begin

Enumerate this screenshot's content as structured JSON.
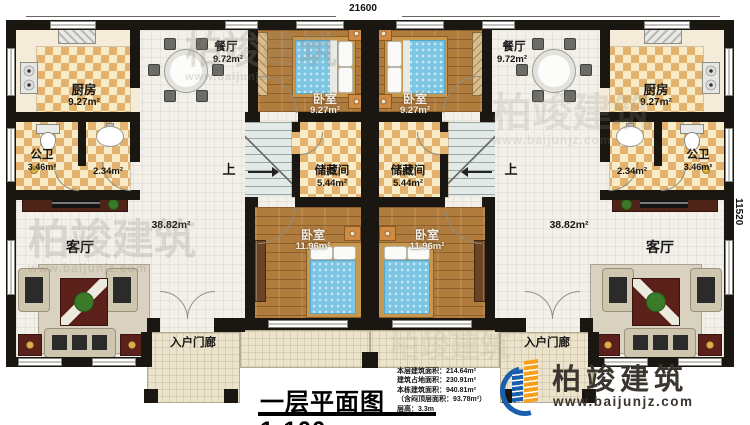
{
  "dimensions": {
    "top_width": "21600",
    "right_height": "11520"
  },
  "rooms": {
    "kitchen": {
      "name": "厨房",
      "area": "9.27m²"
    },
    "dining": {
      "name": "餐厅",
      "area": "9.72m²"
    },
    "bedroom_top": {
      "name": "卧室",
      "area": "9.27m²"
    },
    "bathroom": {
      "name": "公卫",
      "area": "3.46m²"
    },
    "washroom": {
      "area": "2.34m²"
    },
    "storage": {
      "name": "储藏间",
      "area": "5.44m²"
    },
    "living": {
      "name": "客厅",
      "area": "38.82m²"
    },
    "bedroom_main": {
      "name": "卧室",
      "area": "11.96m²"
    },
    "porch": {
      "name": "入户门廊"
    },
    "stair": {
      "up": "上"
    }
  },
  "title": {
    "text": "一层平面图1:100"
  },
  "stats": {
    "items": [
      {
        "label": "本层建筑面积：",
        "value": "214.64m²"
      },
      {
        "label": "建筑占地面积：",
        "value": "230.91m²"
      },
      {
        "label": "本栋建筑面积：",
        "value": "940.81m²"
      },
      {
        "label": "（含闷顶层面积：",
        "value": "93.78m²）"
      },
      {
        "label": "层高：",
        "value": "3.3m"
      }
    ]
  },
  "brand": {
    "name": "柏竣建筑",
    "site": "www.baijunjz.com",
    "blue": "#1a5fae",
    "orange": "#f6a01c",
    "text_color": "#3b3530"
  },
  "watermark": {
    "name": "柏竣建筑",
    "site": "www.baijunjz.com"
  }
}
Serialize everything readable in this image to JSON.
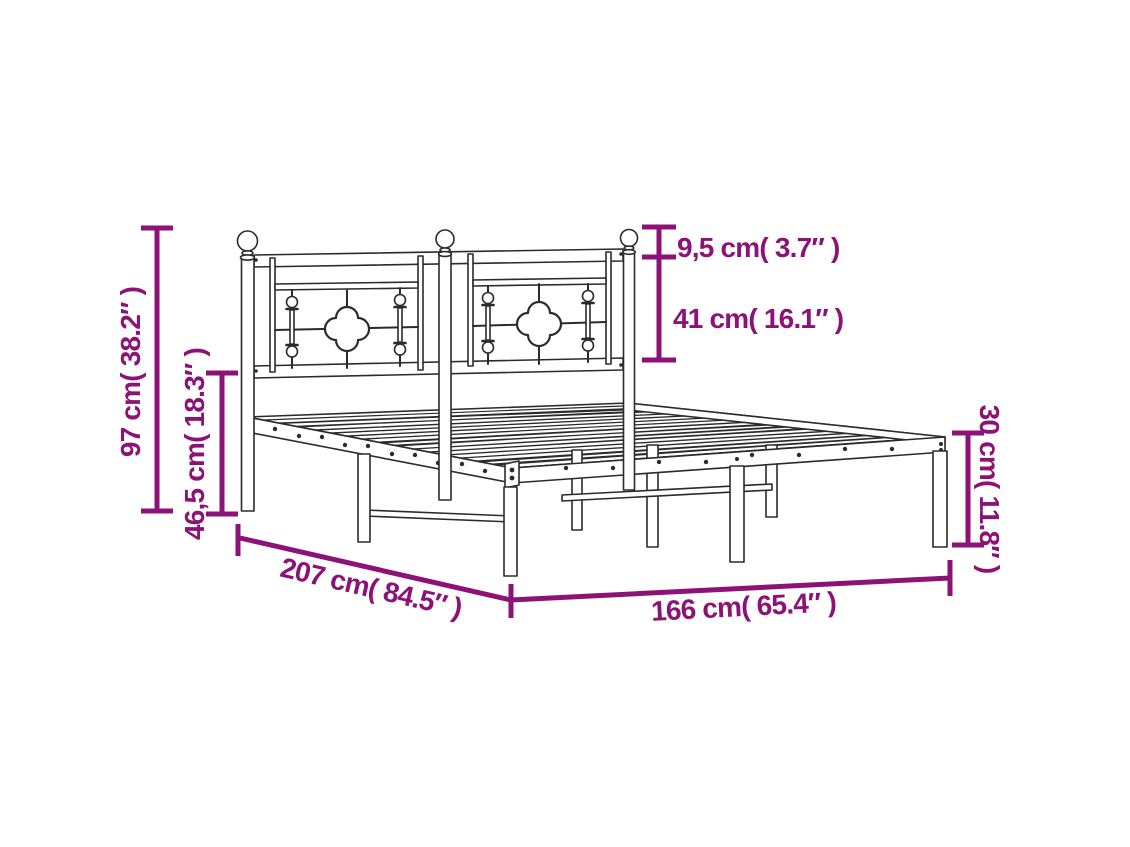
{
  "page": {
    "width": 1130,
    "height": 847,
    "background": "#ffffff"
  },
  "diagram": {
    "type": "product-dimension-diagram",
    "subject": "metal bed frame with decorative headboard",
    "colors": {
      "dimension": "#8C1277",
      "line": "#2B2B2B",
      "fill": "#FFFFFF"
    },
    "dimensions": {
      "overall_height": {
        "label": "97 cm( 38.2″ )",
        "cm": "97",
        "inches": "38.2"
      },
      "base_height": {
        "label": "46,5 cm( 18.3″ )",
        "cm": "46,5",
        "inches": "18.3"
      },
      "finial_height": {
        "label": "9,5 cm( 3.7″ )",
        "cm": "9,5",
        "inches": "3.7"
      },
      "headboard_panel_height": {
        "label": "41 cm( 16.1″ )",
        "cm": "41",
        "inches": "16.1"
      },
      "frame_height": {
        "label": "30 cm( 11.8″ )",
        "cm": "30",
        "inches": "11.8"
      },
      "length": {
        "label": "207 cm( 84.5″ )",
        "cm": "207",
        "inches": "84.5"
      },
      "width": {
        "label": "166 cm( 65.4″ )",
        "cm": "166",
        "inches": "65.4"
      }
    }
  }
}
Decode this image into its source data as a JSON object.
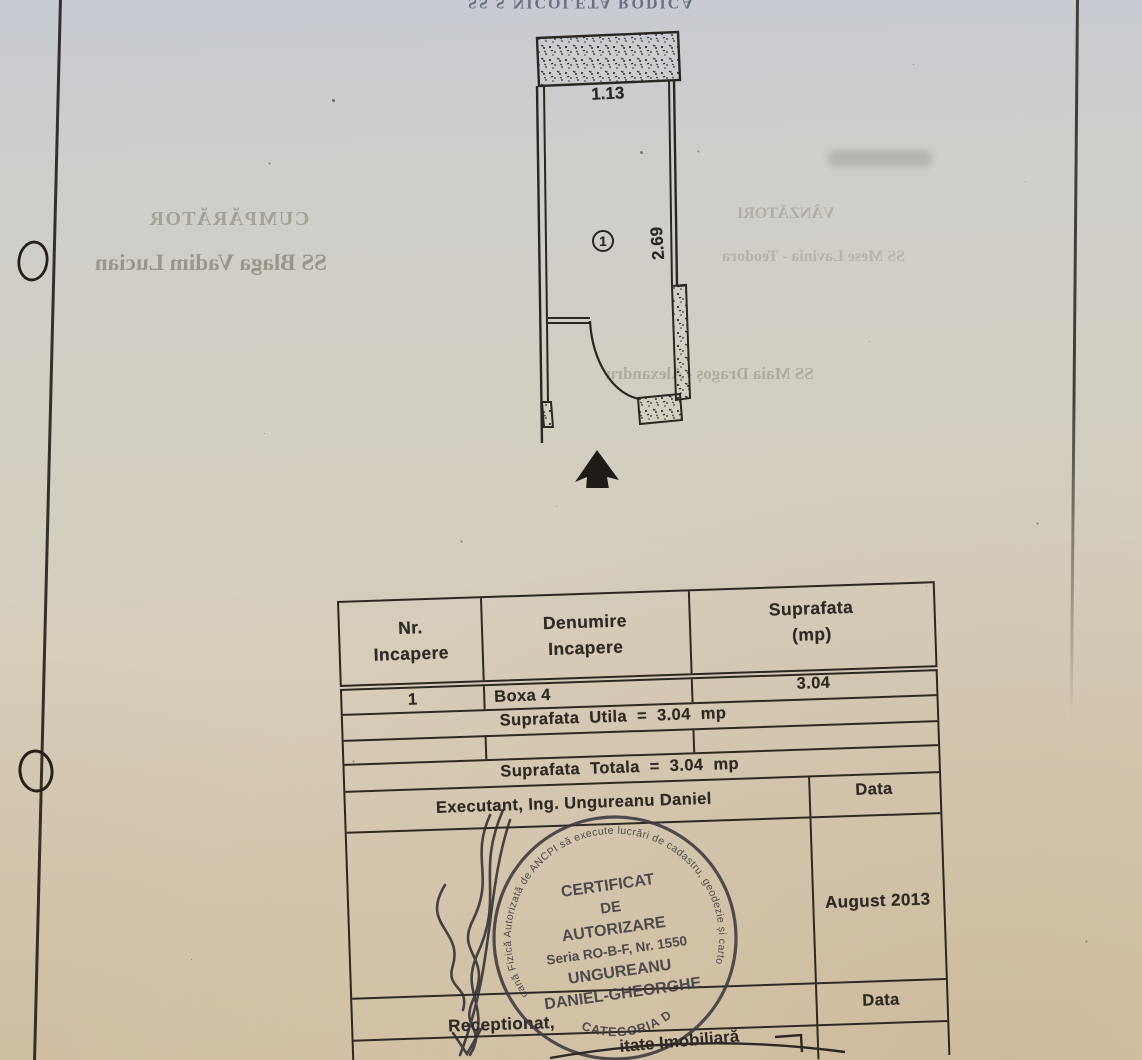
{
  "plan": {
    "room_number": "1",
    "width_label": "1.13",
    "height_label": "2.69"
  },
  "table": {
    "col_headers": [
      "Nr.\nIncapere",
      "Denumire\nIncapere",
      "Suprafata\n(mp)"
    ],
    "row": {
      "nr": "1",
      "name": "Boxa 4",
      "area": "3.04"
    },
    "utila_line": "Suprafata Utila = 3.04 mp",
    "totala_line": "Suprafata Totala = 3.04 mp",
    "executant_line": "Executant, Ing. Ungureanu Daniel",
    "data_label": "Data",
    "date_value": "August 2013",
    "receptionat_label": "Receptionat,",
    "data_label_2": "Data"
  },
  "stamp": {
    "rim_text": "Persoană Fizică Autorizată de ANCPI să execute lucrări de cadastru, geodezie și cartografie",
    "rim_bottom": "CATEGORIA D",
    "line1": "CERTIFICAT",
    "line2": "DE",
    "line3": "AUTORIZARE",
    "line4": "Seria RO-B-F, Nr. 1550",
    "line5": "UNGUREANU",
    "line6": "DANIEL-GHEORGHE"
  },
  "bottom_fragment": "itate Imobiliară",
  "bleedthrough": {
    "top_line": "SS S NICOLETA RODICA",
    "buyer_heading": "CUMPĂRĂTOR",
    "buyer_name": "SS Blaga Vadim Lucian",
    "seller_heading": "VÂNZĂTORI",
    "seller_name": "SS Mese Lavinia - Teodora",
    "witness_name": "SS Maia Dragoș - Alexandru"
  }
}
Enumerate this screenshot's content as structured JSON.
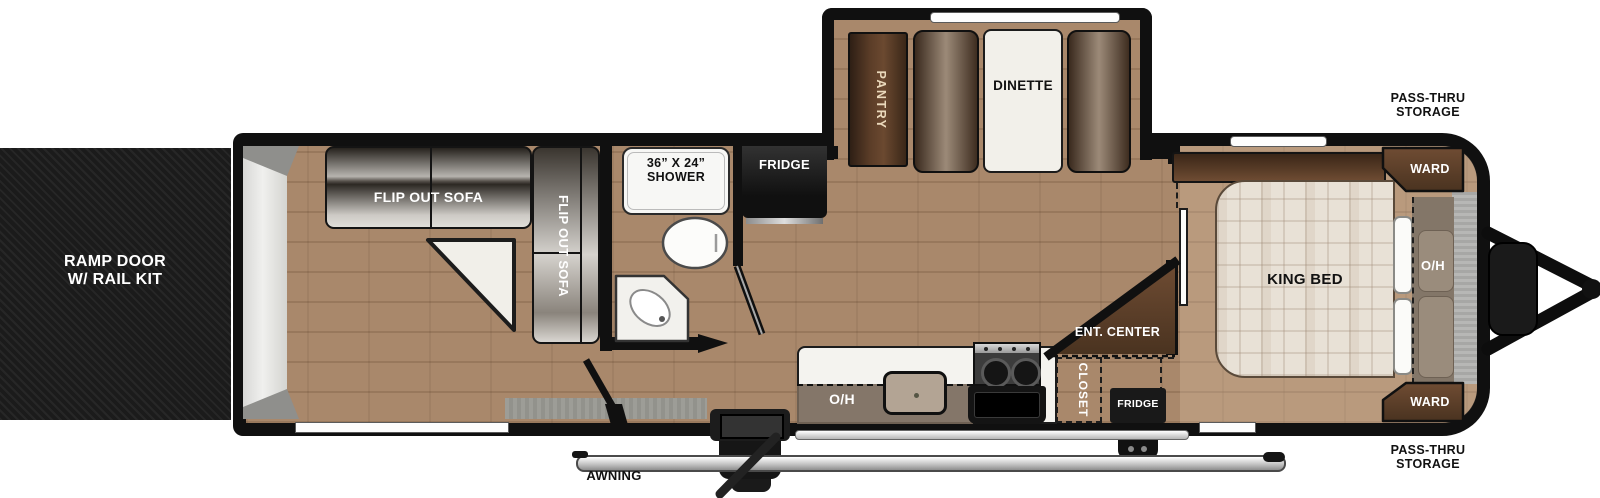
{
  "floorplan": {
    "type": "travel-trailer-floorplan",
    "labels": {
      "ramp_line1": "RAMP DOOR",
      "ramp_line2": "W/ RAIL KIT",
      "flip_sofa_h": "FLIP OUT SOFA",
      "flip_sofa_v": "FLIP OUT SOFA",
      "shower_line1": "36” X 24”",
      "shower_line2": "SHOWER",
      "fridge_main": "FRIDGE",
      "pantry": "PANTRY",
      "dinette": "DINETTE",
      "oh_kitchen": "O/H",
      "closet": "CLOSET",
      "ent_center": "ENT. CENTER",
      "fridge_bedroom": "FRIDGE",
      "king_bed": "KING BED",
      "ward_top": "WARD",
      "ward_bottom": "WARD",
      "oh_bedroom": "O/H",
      "pass_thru_top_line1": "PASS-THRU",
      "pass_thru_top_line2": "STORAGE",
      "pass_thru_bottom_line1": "PASS-THRU",
      "pass_thru_bottom_line2": "STORAGE",
      "awning": "AWNING"
    },
    "colors": {
      "wall": "#101010",
      "floor": "#a9886b",
      "ramp_door": "#1b1b1b",
      "cabinet_brown": "#5a4027",
      "appliance_black": "#191919",
      "counter_white": "#f4f3ef",
      "overhead_gray": "#78685a",
      "bed_fabric": "#e8e1d6",
      "sofa_metallic": "#d6d3cf",
      "pantry_text": "#ead9bc"
    }
  }
}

end

→ Exercise: Wherever "FLIP" shows up in a line, copy that line.

→ Correct result:
      "flip_sofa_h": "FLIP OUT SOFA",
      "flip_sofa_v": "FLIP OUT SOFA",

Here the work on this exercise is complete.